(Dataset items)
■ ■ ■
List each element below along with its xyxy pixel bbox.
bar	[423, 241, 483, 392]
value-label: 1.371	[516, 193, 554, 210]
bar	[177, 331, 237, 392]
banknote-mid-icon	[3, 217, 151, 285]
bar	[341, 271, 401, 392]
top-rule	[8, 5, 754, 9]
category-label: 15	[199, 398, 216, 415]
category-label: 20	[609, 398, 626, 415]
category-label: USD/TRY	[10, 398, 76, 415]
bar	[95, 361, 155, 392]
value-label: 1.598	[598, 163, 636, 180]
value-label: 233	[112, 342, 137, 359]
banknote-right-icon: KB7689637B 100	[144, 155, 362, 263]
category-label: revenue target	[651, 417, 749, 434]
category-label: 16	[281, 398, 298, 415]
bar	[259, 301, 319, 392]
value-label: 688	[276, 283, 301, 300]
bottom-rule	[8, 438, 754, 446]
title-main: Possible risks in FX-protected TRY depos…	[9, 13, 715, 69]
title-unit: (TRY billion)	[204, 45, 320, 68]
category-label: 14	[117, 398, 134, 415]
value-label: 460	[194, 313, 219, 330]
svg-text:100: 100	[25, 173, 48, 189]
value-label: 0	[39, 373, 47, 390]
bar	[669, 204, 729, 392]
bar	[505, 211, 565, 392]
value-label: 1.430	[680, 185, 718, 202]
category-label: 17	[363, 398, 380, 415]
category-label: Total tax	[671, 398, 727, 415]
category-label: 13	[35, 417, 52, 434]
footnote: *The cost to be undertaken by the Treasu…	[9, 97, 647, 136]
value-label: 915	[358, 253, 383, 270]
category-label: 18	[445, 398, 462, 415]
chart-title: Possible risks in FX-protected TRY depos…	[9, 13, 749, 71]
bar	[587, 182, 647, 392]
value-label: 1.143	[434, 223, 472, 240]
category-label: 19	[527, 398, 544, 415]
■ ■ ■
Goal -
Repeat every line of the data above verbatim, from the first line to the last.

Solution to this exercise -
List each element below along with its xyxy pixel bbox.
bar	[423, 241, 483, 392]
value-label: 1.371	[516, 193, 554, 210]
bar	[177, 331, 237, 392]
banknote-mid-icon	[3, 217, 151, 285]
bar	[341, 271, 401, 392]
top-rule	[8, 5, 754, 9]
category-label: 15	[199, 398, 216, 415]
category-label: 20	[609, 398, 626, 415]
category-label: USD/TRY	[10, 398, 76, 415]
bar	[95, 361, 155, 392]
value-label: 1.598	[598, 163, 636, 180]
value-label: 233	[112, 342, 137, 359]
banknote-right-icon: KB7689637B 100	[144, 155, 362, 263]
category-label: revenue target	[651, 417, 749, 434]
category-label: 16	[281, 398, 298, 415]
bar	[259, 301, 319, 392]
value-label: 688	[276, 283, 301, 300]
bottom-rule	[8, 438, 754, 446]
title-main: Possible risks in FX-protected TRY depos…	[9, 13, 715, 69]
title-unit: (TRY billion)	[204, 45, 320, 68]
category-label: 14	[117, 398, 134, 415]
value-label: 460	[194, 313, 219, 330]
svg-text:100: 100	[25, 173, 48, 189]
value-label: 0	[39, 373, 47, 390]
bar	[669, 204, 729, 392]
bar	[505, 211, 565, 392]
value-label: 1.430	[680, 185, 718, 202]
category-label: 17	[363, 398, 380, 415]
category-label: Total tax	[671, 398, 727, 415]
category-label: 13	[35, 417, 52, 434]
footnote: *The cost to be undertaken by the Treasu…	[9, 97, 647, 136]
value-label: 915	[358, 253, 383, 270]
category-label: 18	[445, 398, 462, 415]
chart-title: Possible risks in FX-protected TRY depos…	[9, 13, 749, 71]
bar	[587, 182, 647, 392]
value-label: 1.143	[434, 223, 472, 240]
category-label: 19	[527, 398, 544, 415]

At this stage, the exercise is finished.